START
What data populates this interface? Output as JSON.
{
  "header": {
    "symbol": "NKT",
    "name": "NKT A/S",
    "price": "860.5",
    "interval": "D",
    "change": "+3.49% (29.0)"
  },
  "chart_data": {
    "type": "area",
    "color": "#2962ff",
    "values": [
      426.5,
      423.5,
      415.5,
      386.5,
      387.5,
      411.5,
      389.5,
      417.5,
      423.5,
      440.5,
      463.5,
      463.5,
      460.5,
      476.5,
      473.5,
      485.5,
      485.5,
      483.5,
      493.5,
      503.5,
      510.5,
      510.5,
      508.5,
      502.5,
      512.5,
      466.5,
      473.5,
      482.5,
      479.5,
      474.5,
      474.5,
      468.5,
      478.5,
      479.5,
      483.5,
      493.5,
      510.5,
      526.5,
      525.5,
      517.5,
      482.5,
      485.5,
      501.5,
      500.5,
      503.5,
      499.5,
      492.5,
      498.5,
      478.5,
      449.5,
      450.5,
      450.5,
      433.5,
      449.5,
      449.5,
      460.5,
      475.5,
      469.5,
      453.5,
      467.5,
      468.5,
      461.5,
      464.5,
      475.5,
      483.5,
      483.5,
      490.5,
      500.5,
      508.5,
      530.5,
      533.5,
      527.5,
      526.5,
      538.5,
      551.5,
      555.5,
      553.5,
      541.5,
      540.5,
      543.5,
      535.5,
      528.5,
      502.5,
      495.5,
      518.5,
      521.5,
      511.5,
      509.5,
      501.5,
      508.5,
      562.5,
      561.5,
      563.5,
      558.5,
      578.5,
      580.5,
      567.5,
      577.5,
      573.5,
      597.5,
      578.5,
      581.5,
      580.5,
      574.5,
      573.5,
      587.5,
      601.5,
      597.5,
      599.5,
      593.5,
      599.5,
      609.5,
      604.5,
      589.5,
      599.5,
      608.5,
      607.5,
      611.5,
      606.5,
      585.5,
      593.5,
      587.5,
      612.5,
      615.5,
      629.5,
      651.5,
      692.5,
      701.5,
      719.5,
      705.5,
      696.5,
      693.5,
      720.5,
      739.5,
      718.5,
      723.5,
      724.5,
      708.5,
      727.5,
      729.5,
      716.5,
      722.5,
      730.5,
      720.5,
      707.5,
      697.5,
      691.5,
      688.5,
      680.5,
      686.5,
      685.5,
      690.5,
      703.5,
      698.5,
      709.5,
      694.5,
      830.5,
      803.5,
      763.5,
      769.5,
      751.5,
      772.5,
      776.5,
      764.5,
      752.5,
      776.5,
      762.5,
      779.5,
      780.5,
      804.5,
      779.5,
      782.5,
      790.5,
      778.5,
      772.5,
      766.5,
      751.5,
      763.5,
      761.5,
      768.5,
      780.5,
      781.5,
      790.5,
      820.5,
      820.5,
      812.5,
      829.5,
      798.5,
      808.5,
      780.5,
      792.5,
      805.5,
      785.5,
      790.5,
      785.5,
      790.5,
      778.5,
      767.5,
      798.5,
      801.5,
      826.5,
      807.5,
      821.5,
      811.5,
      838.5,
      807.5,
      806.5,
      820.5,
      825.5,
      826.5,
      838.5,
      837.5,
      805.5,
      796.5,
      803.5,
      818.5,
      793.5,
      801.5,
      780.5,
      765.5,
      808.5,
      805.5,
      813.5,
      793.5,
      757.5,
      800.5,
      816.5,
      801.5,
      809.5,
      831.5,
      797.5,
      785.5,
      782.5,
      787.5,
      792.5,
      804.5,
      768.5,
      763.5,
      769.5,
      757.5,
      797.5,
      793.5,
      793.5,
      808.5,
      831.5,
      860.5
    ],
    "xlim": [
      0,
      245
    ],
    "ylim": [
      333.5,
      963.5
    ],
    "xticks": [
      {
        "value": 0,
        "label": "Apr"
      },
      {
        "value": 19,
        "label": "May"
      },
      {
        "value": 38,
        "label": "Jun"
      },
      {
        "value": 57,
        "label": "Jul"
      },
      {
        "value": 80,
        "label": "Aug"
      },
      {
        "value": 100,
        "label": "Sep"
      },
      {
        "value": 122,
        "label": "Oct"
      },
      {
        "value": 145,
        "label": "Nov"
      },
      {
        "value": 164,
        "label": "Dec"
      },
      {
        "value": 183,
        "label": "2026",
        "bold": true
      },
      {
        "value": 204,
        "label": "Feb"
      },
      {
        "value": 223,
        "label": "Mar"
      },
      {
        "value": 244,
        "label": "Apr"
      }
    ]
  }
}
END
Problem details:
Restate each record word for word.

Task answer:
What data populates this interface? Output as JSON.
{
  "header": {
    "symbol": "NKT",
    "name": "NKT A/S",
    "price": "860.5",
    "interval": "D",
    "change": "+3.49% (29.0)"
  },
  "chart_data": {
    "type": "area",
    "color": "#2962ff",
    "values": [
      426.5,
      423.5,
      415.5,
      386.5,
      387.5,
      411.5,
      389.5,
      417.5,
      423.5,
      440.5,
      463.5,
      463.5,
      460.5,
      476.5,
      473.5,
      485.5,
      485.5,
      483.5,
      493.5,
      503.5,
      510.5,
      510.5,
      508.5,
      502.5,
      512.5,
      466.5,
      473.5,
      482.5,
      479.5,
      474.5,
      474.5,
      468.5,
      478.5,
      479.5,
      483.5,
      493.5,
      510.5,
      526.5,
      525.5,
      517.5,
      482.5,
      485.5,
      501.5,
      500.5,
      503.5,
      499.5,
      492.5,
      498.5,
      478.5,
      449.5,
      450.5,
      450.5,
      433.5,
      449.5,
      449.5,
      460.5,
      475.5,
      469.5,
      453.5,
      467.5,
      468.5,
      461.5,
      464.5,
      475.5,
      483.5,
      483.5,
      490.5,
      500.5,
      508.5,
      530.5,
      533.5,
      527.5,
      526.5,
      538.5,
      551.5,
      555.5,
      553.5,
      541.5,
      540.5,
      543.5,
      535.5,
      528.5,
      502.5,
      495.5,
      518.5,
      521.5,
      511.5,
      509.5,
      501.5,
      508.5,
      562.5,
      561.5,
      563.5,
      558.5,
      578.5,
      580.5,
      567.5,
      577.5,
      573.5,
      597.5,
      578.5,
      581.5,
      580.5,
      574.5,
      573.5,
      587.5,
      601.5,
      597.5,
      599.5,
      593.5,
      599.5,
      609.5,
      604.5,
      589.5,
      599.5,
      608.5,
      607.5,
      611.5,
      606.5,
      585.5,
      593.5,
      587.5,
      612.5,
      615.5,
      629.5,
      651.5,
      692.5,
      701.5,
      719.5,
      705.5,
      696.5,
      693.5,
      720.5,
      739.5,
      718.5,
      723.5,
      724.5,
      708.5,
      727.5,
      729.5,
      716.5,
      722.5,
      730.5,
      720.5,
      707.5,
      697.5,
      691.5,
      688.5,
      680.5,
      686.5,
      685.5,
      690.5,
      703.5,
      698.5,
      709.5,
      694.5,
      830.5,
      803.5,
      763.5,
      769.5,
      751.5,
      772.5,
      776.5,
      764.5,
      752.5,
      776.5,
      762.5,
      779.5,
      780.5,
      804.5,
      779.5,
      782.5,
      790.5,
      778.5,
      772.5,
      766.5,
      751.5,
      763.5,
      761.5,
      768.5,
      780.5,
      781.5,
      790.5,
      820.5,
      820.5,
      812.5,
      829.5,
      798.5,
      808.5,
      780.5,
      792.5,
      805.5,
      785.5,
      790.5,
      785.5,
      790.5,
      778.5,
      767.5,
      798.5,
      801.5,
      826.5,
      807.5,
      821.5,
      811.5,
      838.5,
      807.5,
      806.5,
      820.5,
      825.5,
      826.5,
      838.5,
      837.5,
      805.5,
      796.5,
      803.5,
      818.5,
      793.5,
      801.5,
      780.5,
      765.5,
      808.5,
      805.5,
      813.5,
      793.5,
      757.5,
      800.5,
      816.5,
      801.5,
      809.5,
      831.5,
      797.5,
      785.5,
      782.5,
      787.5,
      792.5,
      804.5,
      768.5,
      763.5,
      769.5,
      757.5,
      797.5,
      793.5,
      793.5,
      808.5,
      831.5,
      860.5
    ],
    "xlim": [
      0,
      245
    ],
    "ylim": [
      333.5,
      963.5
    ],
    "xticks": [
      {
        "value": 0,
        "label": "Apr"
      },
      {
        "value": 19,
        "label": "May"
      },
      {
        "value": 38,
        "label": "Jun"
      },
      {
        "value": 57,
        "label": "Jul"
      },
      {
        "value": 80,
        "label": "Aug"
      },
      {
        "value": 100,
        "label": "Sep"
      },
      {
        "value": 122,
        "label": "Oct"
      },
      {
        "value": 145,
        "label": "Nov"
      },
      {
        "value": 164,
        "label": "Dec"
      },
      {
        "value": 183,
        "label": "2026",
        "bold": true
      },
      {
        "value": 204,
        "label": "Feb"
      },
      {
        "value": 223,
        "label": "Mar"
      },
      {
        "value": 244,
        "label": "Apr"
      }
    ]
  }
}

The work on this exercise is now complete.